* [Estratto]
━━━━━━━━━━━━━━━━━━━━━━━━━━━━━━

La Corte di Cassazione ha stabilito che il lavoratore che per lungo tempo si dedica agli “scherzi” a danno dei suoi colleghi può essere licenziato per giusta causa.

Nel caso in esame, una società addetta alla produzione di componenti di automobili provvedeva a licenziare un suo dipendente, per aver questo, con condotte reiterate per diversi mesi, “molestato” l’addetta ai controlli, inserendo cartacce all’interno dei prodotti per costringere la collega ad esaminarli con attenzione e ad estrarre i materiali estranei, evitando di metterli in commercio.

L’addetta ai controlli, dopo mesi di silenzio, denunciava tali reiterati comportamenti al direttore, che disponeva il licenziamento disciplinare.

Il lavoratore ricorreva in giudizio per chiedere che venisse accertata l’illegittimità del provvedimento di licenziamento, in quanto privo di giusta causa o giustificato motivo, e per l’effetto di ciò condannare la controparte a reintegrarlo nel proprio posto di lavoro e a corrispondergli le retribuzioni mensili non percepite a seguito del licenziamento e al versamento dei contributi previdenziali e assistenziali. In via subordinata, nell’eventualità che il licenziamento fosse stato ritenuto legittimo, chiedeva la condanna della società a corrispondere l’indennità di mancato preavviso, come previsto dal Contratto Collettivo Nazionale di Lavoro (“CCNL”) nel settore metalmeccanico.

Il Tribunale respingeva la domanda principale ma accoglieva la subordinata, convertendo il licenziamento per giusta causa in licenziamento per giustificato motivo.

Avverso tale sentenza, il lavoratore ricorreva in appello e la società datrice di lavoro proponeva appello incidentale.

La Corte d’appello accoglieva la domanda attorea e dichiarava illegittimo il licenziamento intimato al lavoratore e condannava la società a reintegrare lo stesso nel posto di lavoro e al risarcimento del danno.

━━━━━━━━━━━━━━━━━━━━━━━━━━━━━━

* [Elenco fornito]

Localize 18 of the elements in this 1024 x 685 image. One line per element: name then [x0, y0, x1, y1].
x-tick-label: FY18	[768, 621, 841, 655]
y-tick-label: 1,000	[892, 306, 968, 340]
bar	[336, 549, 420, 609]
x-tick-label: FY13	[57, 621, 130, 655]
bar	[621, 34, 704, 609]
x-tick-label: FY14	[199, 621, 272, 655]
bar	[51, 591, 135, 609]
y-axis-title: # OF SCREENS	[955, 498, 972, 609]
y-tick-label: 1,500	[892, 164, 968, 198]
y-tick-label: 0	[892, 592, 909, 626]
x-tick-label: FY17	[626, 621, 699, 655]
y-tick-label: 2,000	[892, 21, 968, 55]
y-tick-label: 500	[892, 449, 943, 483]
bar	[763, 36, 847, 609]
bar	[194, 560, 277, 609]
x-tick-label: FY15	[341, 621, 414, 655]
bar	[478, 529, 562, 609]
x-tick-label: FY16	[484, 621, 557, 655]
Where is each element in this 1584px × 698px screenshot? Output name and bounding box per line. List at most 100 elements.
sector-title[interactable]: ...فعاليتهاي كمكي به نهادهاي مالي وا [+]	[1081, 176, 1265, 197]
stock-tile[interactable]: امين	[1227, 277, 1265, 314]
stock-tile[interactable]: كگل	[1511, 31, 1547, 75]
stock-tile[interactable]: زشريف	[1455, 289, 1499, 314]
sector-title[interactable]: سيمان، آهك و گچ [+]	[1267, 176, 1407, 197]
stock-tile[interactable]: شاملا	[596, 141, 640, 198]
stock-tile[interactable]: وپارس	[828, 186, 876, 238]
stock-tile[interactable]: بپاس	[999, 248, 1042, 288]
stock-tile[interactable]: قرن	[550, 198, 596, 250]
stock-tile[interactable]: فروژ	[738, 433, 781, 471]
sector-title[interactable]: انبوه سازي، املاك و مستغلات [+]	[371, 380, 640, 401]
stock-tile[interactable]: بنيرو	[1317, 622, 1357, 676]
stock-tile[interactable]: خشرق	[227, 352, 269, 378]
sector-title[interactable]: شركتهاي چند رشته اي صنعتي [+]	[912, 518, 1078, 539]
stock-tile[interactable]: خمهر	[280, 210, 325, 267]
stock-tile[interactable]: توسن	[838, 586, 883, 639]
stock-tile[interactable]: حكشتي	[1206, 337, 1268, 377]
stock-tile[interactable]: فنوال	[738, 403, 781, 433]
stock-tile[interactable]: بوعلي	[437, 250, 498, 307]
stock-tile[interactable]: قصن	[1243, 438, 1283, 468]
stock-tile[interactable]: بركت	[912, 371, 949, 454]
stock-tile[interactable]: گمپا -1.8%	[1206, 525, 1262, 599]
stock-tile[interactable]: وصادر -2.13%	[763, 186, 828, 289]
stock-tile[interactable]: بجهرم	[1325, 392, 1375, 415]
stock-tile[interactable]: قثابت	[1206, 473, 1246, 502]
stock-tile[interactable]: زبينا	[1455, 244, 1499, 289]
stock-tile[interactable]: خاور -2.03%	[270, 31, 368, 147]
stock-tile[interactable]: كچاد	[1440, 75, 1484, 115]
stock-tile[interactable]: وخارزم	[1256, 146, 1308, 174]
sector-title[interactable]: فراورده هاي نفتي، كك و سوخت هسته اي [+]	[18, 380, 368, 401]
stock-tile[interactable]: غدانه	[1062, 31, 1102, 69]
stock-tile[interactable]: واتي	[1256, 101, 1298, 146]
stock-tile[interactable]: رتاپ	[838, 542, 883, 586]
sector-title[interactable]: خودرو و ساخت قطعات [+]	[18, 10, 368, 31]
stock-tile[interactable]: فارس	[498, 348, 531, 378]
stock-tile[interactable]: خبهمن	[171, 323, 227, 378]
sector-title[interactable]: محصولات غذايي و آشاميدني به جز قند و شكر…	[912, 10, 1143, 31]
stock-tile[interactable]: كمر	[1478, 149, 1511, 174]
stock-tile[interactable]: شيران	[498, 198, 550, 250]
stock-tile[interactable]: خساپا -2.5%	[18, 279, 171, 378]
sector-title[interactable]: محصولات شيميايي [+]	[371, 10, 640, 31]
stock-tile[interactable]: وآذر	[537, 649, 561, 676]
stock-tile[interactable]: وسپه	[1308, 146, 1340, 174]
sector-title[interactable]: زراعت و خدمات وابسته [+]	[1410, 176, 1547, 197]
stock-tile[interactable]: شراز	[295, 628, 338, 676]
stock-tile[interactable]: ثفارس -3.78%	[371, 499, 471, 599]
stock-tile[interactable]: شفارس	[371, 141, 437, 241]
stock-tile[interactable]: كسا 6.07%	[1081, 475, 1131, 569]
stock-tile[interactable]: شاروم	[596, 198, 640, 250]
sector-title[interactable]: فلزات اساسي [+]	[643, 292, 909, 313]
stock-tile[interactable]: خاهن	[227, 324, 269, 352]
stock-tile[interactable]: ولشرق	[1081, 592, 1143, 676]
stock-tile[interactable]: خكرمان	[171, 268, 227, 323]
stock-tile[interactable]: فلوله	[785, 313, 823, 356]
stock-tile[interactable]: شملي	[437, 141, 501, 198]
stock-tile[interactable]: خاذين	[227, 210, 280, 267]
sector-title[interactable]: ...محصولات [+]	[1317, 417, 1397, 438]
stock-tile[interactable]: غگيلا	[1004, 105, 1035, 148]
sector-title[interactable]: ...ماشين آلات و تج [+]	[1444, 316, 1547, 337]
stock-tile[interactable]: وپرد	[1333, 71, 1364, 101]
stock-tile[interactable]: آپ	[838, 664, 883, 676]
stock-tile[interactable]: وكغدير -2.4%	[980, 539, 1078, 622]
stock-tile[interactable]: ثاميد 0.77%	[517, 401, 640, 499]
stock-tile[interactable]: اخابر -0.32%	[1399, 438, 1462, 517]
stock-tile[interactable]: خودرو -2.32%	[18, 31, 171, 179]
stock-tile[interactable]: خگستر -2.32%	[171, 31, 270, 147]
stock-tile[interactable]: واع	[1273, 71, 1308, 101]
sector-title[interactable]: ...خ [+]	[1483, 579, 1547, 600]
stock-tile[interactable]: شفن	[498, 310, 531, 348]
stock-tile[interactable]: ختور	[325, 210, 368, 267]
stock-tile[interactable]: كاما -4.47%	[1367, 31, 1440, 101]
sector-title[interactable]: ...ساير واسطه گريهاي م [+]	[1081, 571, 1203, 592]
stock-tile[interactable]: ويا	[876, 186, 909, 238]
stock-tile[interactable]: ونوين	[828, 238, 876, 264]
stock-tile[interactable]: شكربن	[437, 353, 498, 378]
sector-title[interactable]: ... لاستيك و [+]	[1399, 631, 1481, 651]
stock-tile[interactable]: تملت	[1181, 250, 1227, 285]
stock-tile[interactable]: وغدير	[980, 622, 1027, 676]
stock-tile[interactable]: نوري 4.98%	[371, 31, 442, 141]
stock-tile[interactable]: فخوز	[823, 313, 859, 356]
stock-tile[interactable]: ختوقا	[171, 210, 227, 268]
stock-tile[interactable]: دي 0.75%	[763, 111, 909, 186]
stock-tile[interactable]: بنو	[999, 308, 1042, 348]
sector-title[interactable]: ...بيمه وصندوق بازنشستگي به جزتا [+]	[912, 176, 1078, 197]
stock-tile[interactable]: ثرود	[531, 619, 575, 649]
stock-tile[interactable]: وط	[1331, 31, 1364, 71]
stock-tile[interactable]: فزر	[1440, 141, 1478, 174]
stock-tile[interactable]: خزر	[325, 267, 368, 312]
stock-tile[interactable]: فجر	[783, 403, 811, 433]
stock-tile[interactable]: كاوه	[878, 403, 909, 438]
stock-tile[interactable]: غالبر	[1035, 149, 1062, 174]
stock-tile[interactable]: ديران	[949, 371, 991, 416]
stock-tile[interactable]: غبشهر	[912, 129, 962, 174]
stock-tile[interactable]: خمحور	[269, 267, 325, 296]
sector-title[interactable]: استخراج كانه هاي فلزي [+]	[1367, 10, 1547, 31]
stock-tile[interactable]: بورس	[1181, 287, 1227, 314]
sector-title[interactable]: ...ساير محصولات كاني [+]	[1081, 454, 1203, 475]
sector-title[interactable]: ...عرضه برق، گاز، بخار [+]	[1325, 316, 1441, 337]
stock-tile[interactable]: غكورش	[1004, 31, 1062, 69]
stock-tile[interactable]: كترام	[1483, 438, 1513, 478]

━━━━━━━━━━━━━━━━━━━━━━━━━━━━━━

* [Compito richiesto] Ripeti parola per parola il passo dell'estratto sul licenziamento del dipendente, a partire da "L’addetta ai controlli, dopo" fino a "nel settore metalmeccanico.".

* [Compito svolto]
L’addetta ai controlli, dopo mesi di silenzio, denunciava tali reiterati comportamenti al direttore, che disponeva il licenziamento disciplinare.

Il lavoratore ricorreva in giudizio per chiedere che venisse accertata l’illegittimità del provvedimento di licenziamento, in quanto privo di giusta causa o giustificato motivo, e per l’effetto di ciò condannare la controparte a reintegrarlo nel proprio posto di lavoro e a corrispondergli le retribuzioni mensili non percepite a seguito del licenziamento e al versamento dei contributi previdenziali e assistenziali. In via subordinata, nell’eventualità che il licenziamento fosse stato ritenuto legittimo, chiedeva la condanna della società a corrispondere l’indennità di mancato preavviso, come previsto dal Contratto Collettivo Nazionale di Lavoro (“CCNL”) nel settore metalmeccanico.